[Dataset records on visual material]
━━━━━━━━━━━━━━━━━━━━

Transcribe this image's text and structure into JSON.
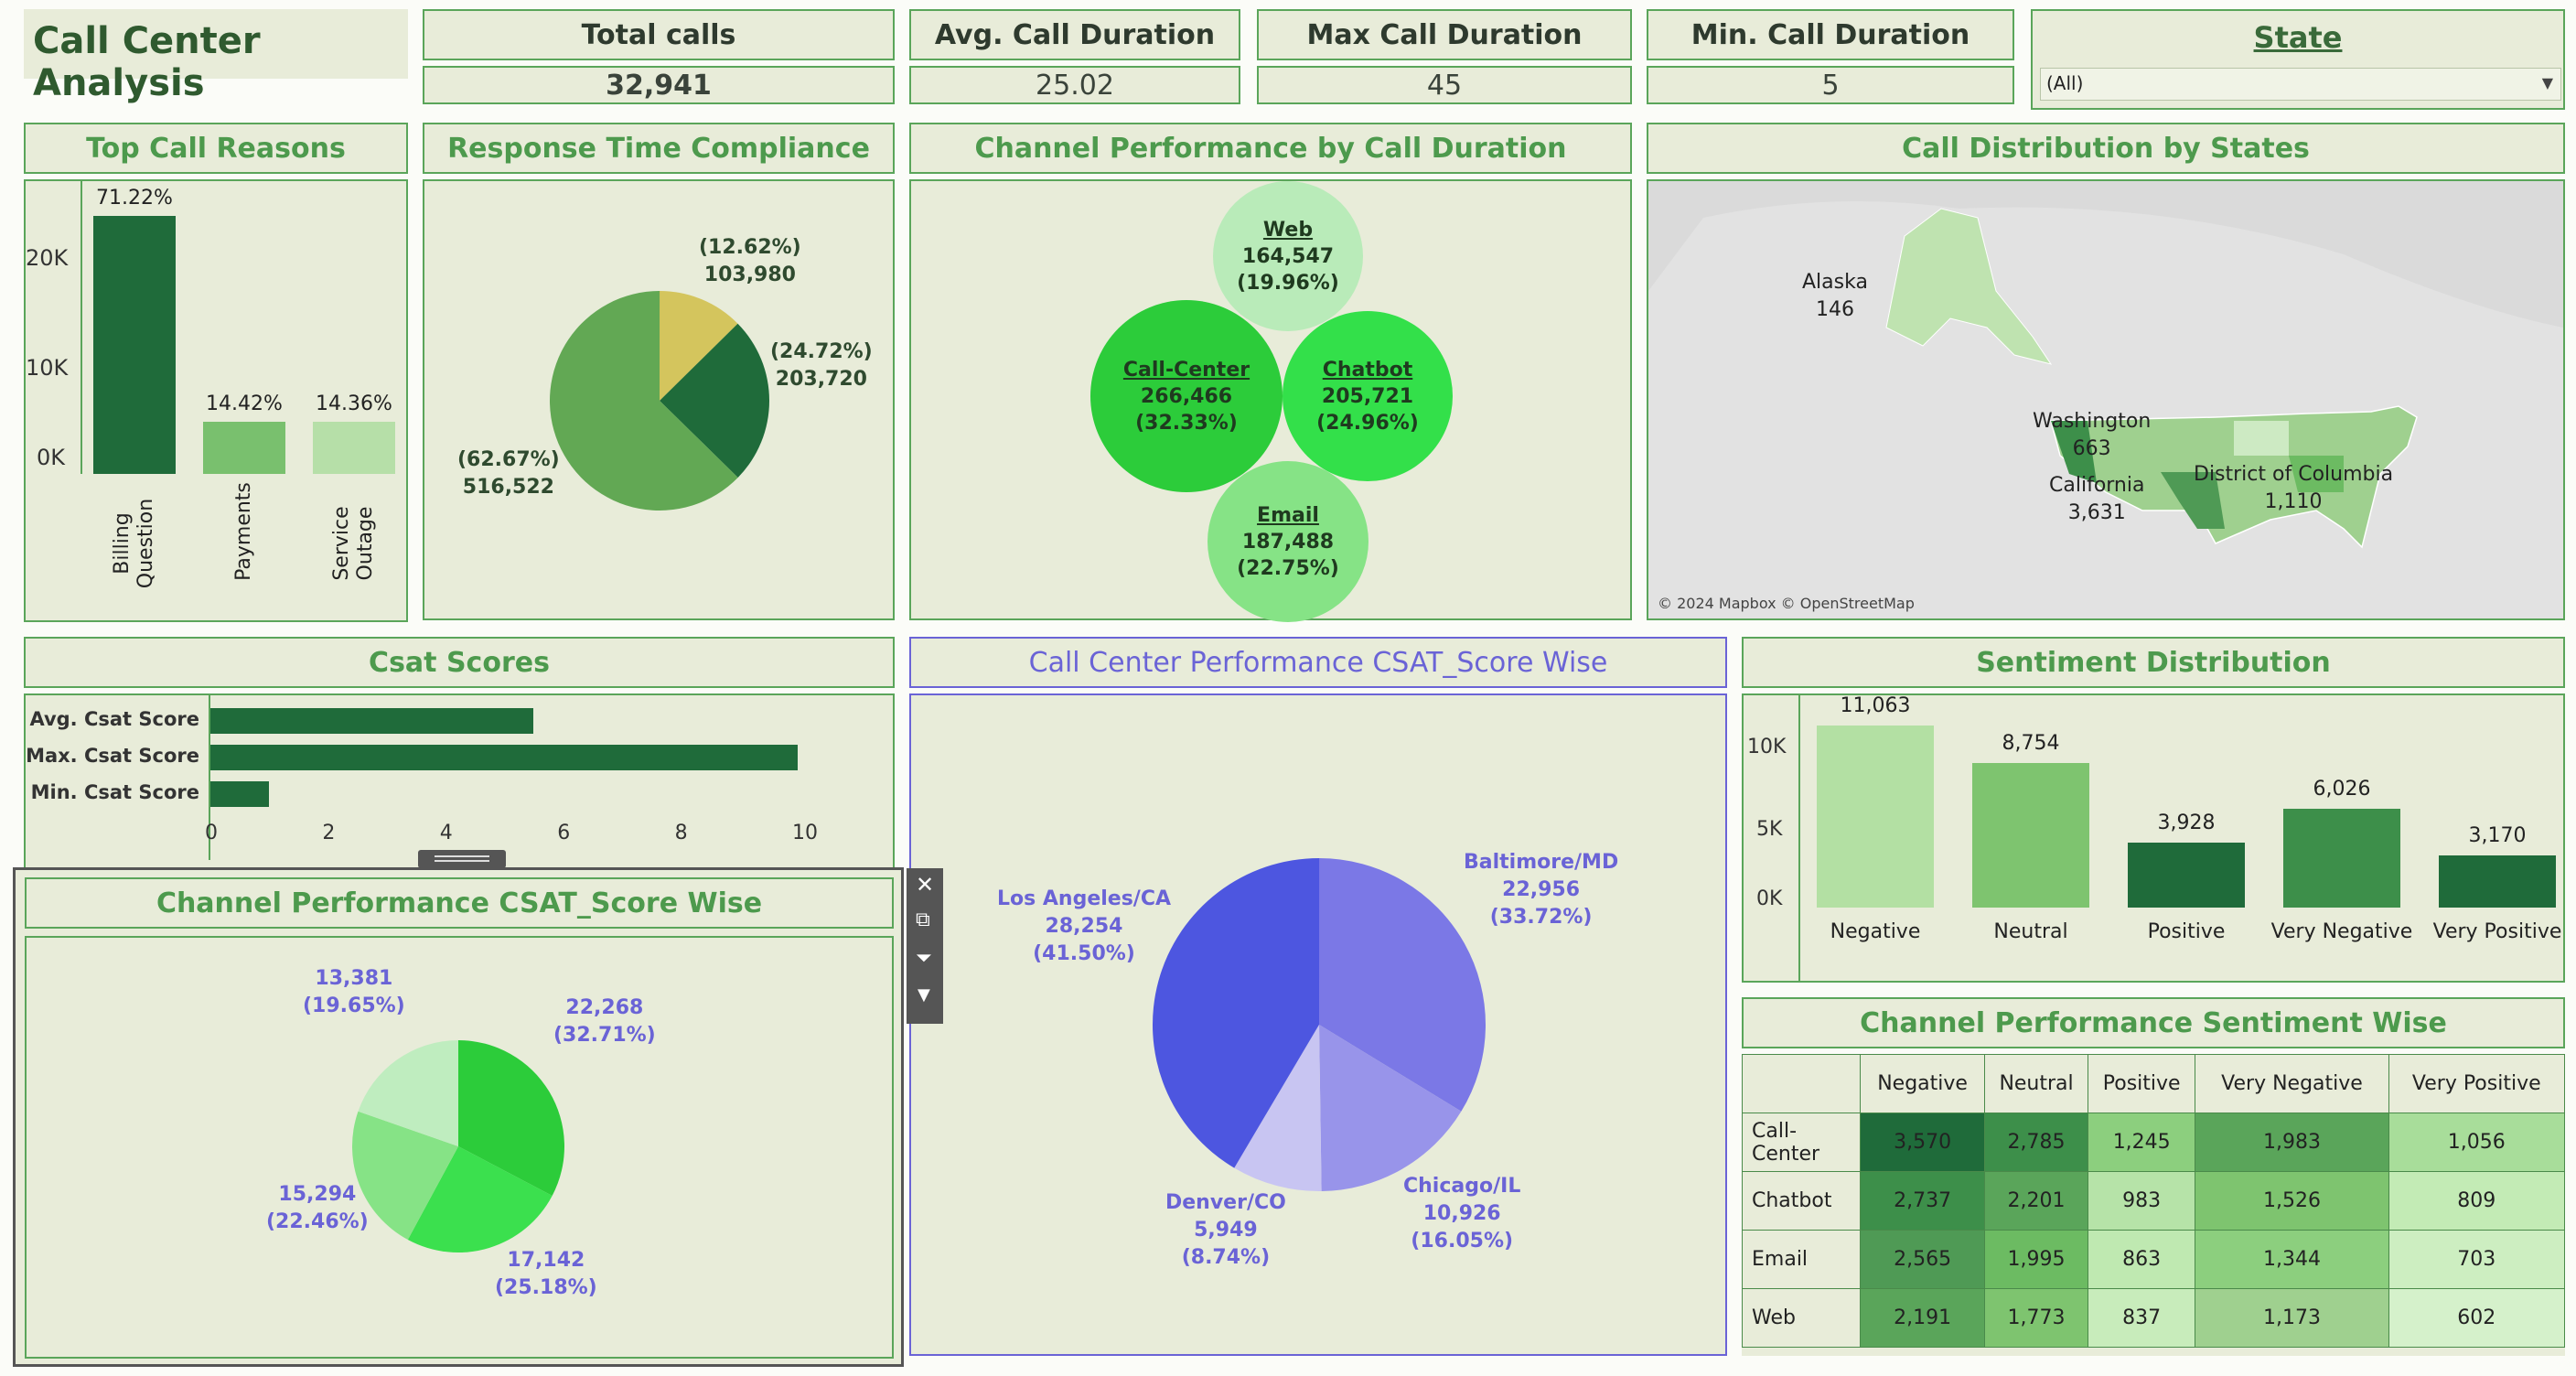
{
  "app_title": "Call Center Analysis",
  "kpis": [
    {
      "label": "Total calls",
      "value": "32,941"
    },
    {
      "label": "Avg. Call Duration",
      "value": "25.02"
    },
    {
      "label": "Max Call Duration",
      "value": "45"
    },
    {
      "label": "Min. Call Duration",
      "value": "5"
    }
  ],
  "state_filter": {
    "label": "State",
    "value": "(All)"
  },
  "top_call_reasons": {
    "title": "Top Call Reasons",
    "y_ticks": [
      "20K",
      "10K",
      "0K"
    ],
    "bars": [
      {
        "cat": "Billing\nQuestion",
        "pct": "71.22%",
        "value": 23460
      },
      {
        "cat": "Payments",
        "pct": "14.42%",
        "value": 4750
      },
      {
        "cat": "Service\nOutage",
        "pct": "14.36%",
        "value": 4730
      }
    ],
    "colors": [
      "#1f6b3a",
      "#79c06e",
      "#b6dfa8"
    ]
  },
  "response_time": {
    "title": "Response Time Compliance",
    "slices": [
      {
        "pct": "(12.62%)",
        "value": "103,980",
        "share": 12.62,
        "color": "#d4c55d"
      },
      {
        "pct": "(24.72%)",
        "value": "203,720",
        "share": 24.72,
        "color": "#1f6b3a"
      },
      {
        "pct": "(62.67%)",
        "value": "516,522",
        "share": 62.67,
        "color": "#62a854"
      }
    ]
  },
  "channel_duration": {
    "title": "Channel Performance by Call Duration",
    "bubbles": [
      {
        "name": "Web",
        "value": "164,547",
        "pct": "(19.96%)",
        "color": "#b9ebb9"
      },
      {
        "name": "Call-Center",
        "value": "266,466",
        "pct": "(32.33%)",
        "color": "#2ccc3a"
      },
      {
        "name": "Chatbot",
        "value": "205,721",
        "pct": "(24.96%)",
        "color": "#33e04a"
      },
      {
        "name": "Email",
        "value": "187,488",
        "pct": "(22.75%)",
        "color": "#86e386"
      }
    ]
  },
  "map": {
    "title": "Call Distribution by States",
    "labels": [
      {
        "name": "Alaska",
        "value": "146"
      },
      {
        "name": "Washington",
        "value": "663"
      },
      {
        "name": "California",
        "value": "3,631"
      },
      {
        "name": "District of Columbia",
        "value": "1,110"
      }
    ],
    "attribution": "© 2024 Mapbox © OpenStreetMap"
  },
  "csat_scores": {
    "title": "Csat Scores",
    "rows": [
      {
        "label": "Avg. Csat Score",
        "value": 5.5
      },
      {
        "label": "Max. Csat Score",
        "value": 10
      },
      {
        "label": "Min. Csat Score",
        "value": 1
      }
    ],
    "x_ticks": [
      "0",
      "2",
      "4",
      "6",
      "8",
      "10"
    ]
  },
  "csat_city": {
    "title": "Call Center Performance CSAT_Score Wise",
    "slices": [
      {
        "city": "Baltimore/MD",
        "value": "22,956",
        "pct": "(33.72%)",
        "share": 33.72,
        "color": "#7b78e6"
      },
      {
        "city": "Chicago/IL",
        "value": "10,926",
        "pct": "(16.05%)",
        "share": 16.05,
        "color": "#9894ea"
      },
      {
        "city": "Denver/CO",
        "value": "5,949",
        "pct": "(8.74%)",
        "share": 8.74,
        "color": "#c8c5f2"
      },
      {
        "city": "Los Angeles/CA",
        "value": "28,254",
        "pct": "(41.50%)",
        "share": 41.5,
        "color": "#4d56e0"
      }
    ]
  },
  "sentiment": {
    "title": "Sentiment Distribution",
    "y_ticks": [
      "10K",
      "5K",
      "0K"
    ],
    "bars": [
      {
        "cat": "Negative",
        "value": 11063,
        "label": "11,063",
        "color": "#b3e0a3"
      },
      {
        "cat": "Neutral",
        "value": 8754,
        "label": "8,754",
        "color": "#7ec46f"
      },
      {
        "cat": "Positive",
        "value": 3928,
        "label": "3,928",
        "color": "#1f6b3a"
      },
      {
        "cat": "Very Negative",
        "value": 6026,
        "label": "6,026",
        "color": "#3d8f4a"
      },
      {
        "cat": "Very Positive",
        "value": 3170,
        "label": "3,170",
        "color": "#1f6b3a"
      }
    ]
  },
  "sentiment_table": {
    "title": "Channel Performance Sentiment Wise",
    "columns": [
      "Negative",
      "Neutral",
      "Positive",
      "Very Negative",
      "Very Positive"
    ],
    "rows": [
      {
        "name": "Call-Center",
        "cells": [
          "3,570",
          "2,785",
          "1,245",
          "1,983",
          "1,056"
        ]
      },
      {
        "name": "Chatbot",
        "cells": [
          "2,737",
          "2,201",
          "983",
          "1,526",
          "809"
        ]
      },
      {
        "name": "Email",
        "cells": [
          "2,565",
          "1,995",
          "863",
          "1,344",
          "703"
        ]
      },
      {
        "name": "Web",
        "cells": [
          "2,191",
          "1,773",
          "837",
          "1,173",
          "602"
        ]
      }
    ]
  },
  "csat_channel": {
    "title": "Channel Performance CSAT_Score Wise",
    "slices": [
      {
        "value": "22,268",
        "pct": "(32.71%)",
        "share": 32.71,
        "color": "#2ccc3a"
      },
      {
        "value": "17,142",
        "pct": "(25.18%)",
        "share": 25.18,
        "color": "#3be04e"
      },
      {
        "value": "15,294",
        "pct": "(22.46%)",
        "share": 22.46,
        "color": "#86e386"
      },
      {
        "value": "13,381",
        "pct": "(19.65%)",
        "share": 19.65,
        "color": "#bfedbf"
      }
    ]
  }
}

━━━━━━━━━━━━━━━━━━━━

YOUR TASK: Give back every line exactly as it stands, pictures excluded.

SOLUTION TO THIS PROBLEM:
Transcribe this image's text and structure into JSON.
{
  "app_title": "Call Center Analysis",
  "kpis": [
    {
      "label": "Total calls",
      "value": "32,941"
    },
    {
      "label": "Avg. Call Duration",
      "value": "25.02"
    },
    {
      "label": "Max Call Duration",
      "value": "45"
    },
    {
      "label": "Min. Call Duration",
      "value": "5"
    }
  ],
  "state_filter": {
    "label": "State",
    "value": "(All)"
  },
  "top_call_reasons": {
    "title": "Top Call Reasons",
    "y_ticks": [
      "20K",
      "10K",
      "0K"
    ],
    "bars": [
      {
        "cat": "Billing\nQuestion",
        "pct": "71.22%",
        "value": 23460
      },
      {
        "cat": "Payments",
        "pct": "14.42%",
        "value": 4750
      },
      {
        "cat": "Service\nOutage",
        "pct": "14.36%",
        "value": 4730
      }
    ],
    "colors": [
      "#1f6b3a",
      "#79c06e",
      "#b6dfa8"
    ]
  },
  "response_time": {
    "title": "Response Time Compliance",
    "slices": [
      {
        "pct": "(12.62%)",
        "value": "103,980",
        "share": 12.62,
        "color": "#d4c55d"
      },
      {
        "pct": "(24.72%)",
        "value": "203,720",
        "share": 24.72,
        "color": "#1f6b3a"
      },
      {
        "pct": "(62.67%)",
        "value": "516,522",
        "share": 62.67,
        "color": "#62a854"
      }
    ]
  },
  "channel_duration": {
    "title": "Channel Performance by Call Duration",
    "bubbles": [
      {
        "name": "Web",
        "value": "164,547",
        "pct": "(19.96%)",
        "color": "#b9ebb9"
      },
      {
        "name": "Call-Center",
        "value": "266,466",
        "pct": "(32.33%)",
        "color": "#2ccc3a"
      },
      {
        "name": "Chatbot",
        "value": "205,721",
        "pct": "(24.96%)",
        "color": "#33e04a"
      },
      {
        "name": "Email",
        "value": "187,488",
        "pct": "(22.75%)",
        "color": "#86e386"
      }
    ]
  },
  "map": {
    "title": "Call Distribution by States",
    "labels": [
      {
        "name": "Alaska",
        "value": "146"
      },
      {
        "name": "Washington",
        "value": "663"
      },
      {
        "name": "California",
        "value": "3,631"
      },
      {
        "name": "District of Columbia",
        "value": "1,110"
      }
    ],
    "attribution": "© 2024 Mapbox © OpenStreetMap"
  },
  "csat_scores": {
    "title": "Csat Scores",
    "rows": [
      {
        "label": "Avg. Csat Score",
        "value": 5.5
      },
      {
        "label": "Max. Csat Score",
        "value": 10
      },
      {
        "label": "Min. Csat Score",
        "value": 1
      }
    ],
    "x_ticks": [
      "0",
      "2",
      "4",
      "6",
      "8",
      "10"
    ]
  },
  "csat_city": {
    "title": "Call Center Performance CSAT_Score Wise",
    "slices": [
      {
        "city": "Baltimore/MD",
        "value": "22,956",
        "pct": "(33.72%)",
        "share": 33.72,
        "color": "#7b78e6"
      },
      {
        "city": "Chicago/IL",
        "value": "10,926",
        "pct": "(16.05%)",
        "share": 16.05,
        "color": "#9894ea"
      },
      {
        "city": "Denver/CO",
        "value": "5,949",
        "pct": "(8.74%)",
        "share": 8.74,
        "color": "#c8c5f2"
      },
      {
        "city": "Los Angeles/CA",
        "value": "28,254",
        "pct": "(41.50%)",
        "share": 41.5,
        "color": "#4d56e0"
      }
    ]
  },
  "sentiment": {
    "title": "Sentiment Distribution",
    "y_ticks": [
      "10K",
      "5K",
      "0K"
    ],
    "bars": [
      {
        "cat": "Negative",
        "value": 11063,
        "label": "11,063",
        "color": "#b3e0a3"
      },
      {
        "cat": "Neutral",
        "value": 8754,
        "label": "8,754",
        "color": "#7ec46f"
      },
      {
        "cat": "Positive",
        "value": 3928,
        "label": "3,928",
        "color": "#1f6b3a"
      },
      {
        "cat": "Very Negative",
        "value": 6026,
        "label": "6,026",
        "color": "#3d8f4a"
      },
      {
        "cat": "Very Positive",
        "value": 3170,
        "label": "3,170",
        "color": "#1f6b3a"
      }
    ]
  },
  "sentiment_table": {
    "title": "Channel Performance Sentiment Wise",
    "columns": [
      "Negative",
      "Neutral",
      "Positive",
      "Very Negative",
      "Very Positive"
    ],
    "rows": [
      {
        "name": "Call-Center",
        "cells": [
          "3,570",
          "2,785",
          "1,245",
          "1,983",
          "1,056"
        ]
      },
      {
        "name": "Chatbot",
        "cells": [
          "2,737",
          "2,201",
          "983",
          "1,526",
          "809"
        ]
      },
      {
        "name": "Email",
        "cells": [
          "2,565",
          "1,995",
          "863",
          "1,344",
          "703"
        ]
      },
      {
        "name": "Web",
        "cells": [
          "2,191",
          "1,773",
          "837",
          "1,173",
          "602"
        ]
      }
    ]
  },
  "csat_channel": {
    "title": "Channel Performance CSAT_Score Wise",
    "slices": [
      {
        "value": "22,268",
        "pct": "(32.71%)",
        "share": 32.71,
        "color": "#2ccc3a"
      },
      {
        "value": "17,142",
        "pct": "(25.18%)",
        "share": 25.18,
        "color": "#3be04e"
      },
      {
        "value": "15,294",
        "pct": "(22.46%)",
        "share": 22.46,
        "color": "#86e386"
      },
      {
        "value": "13,381",
        "pct": "(19.65%)",
        "share": 19.65,
        "color": "#bfedbf"
      }
    ]
  }
}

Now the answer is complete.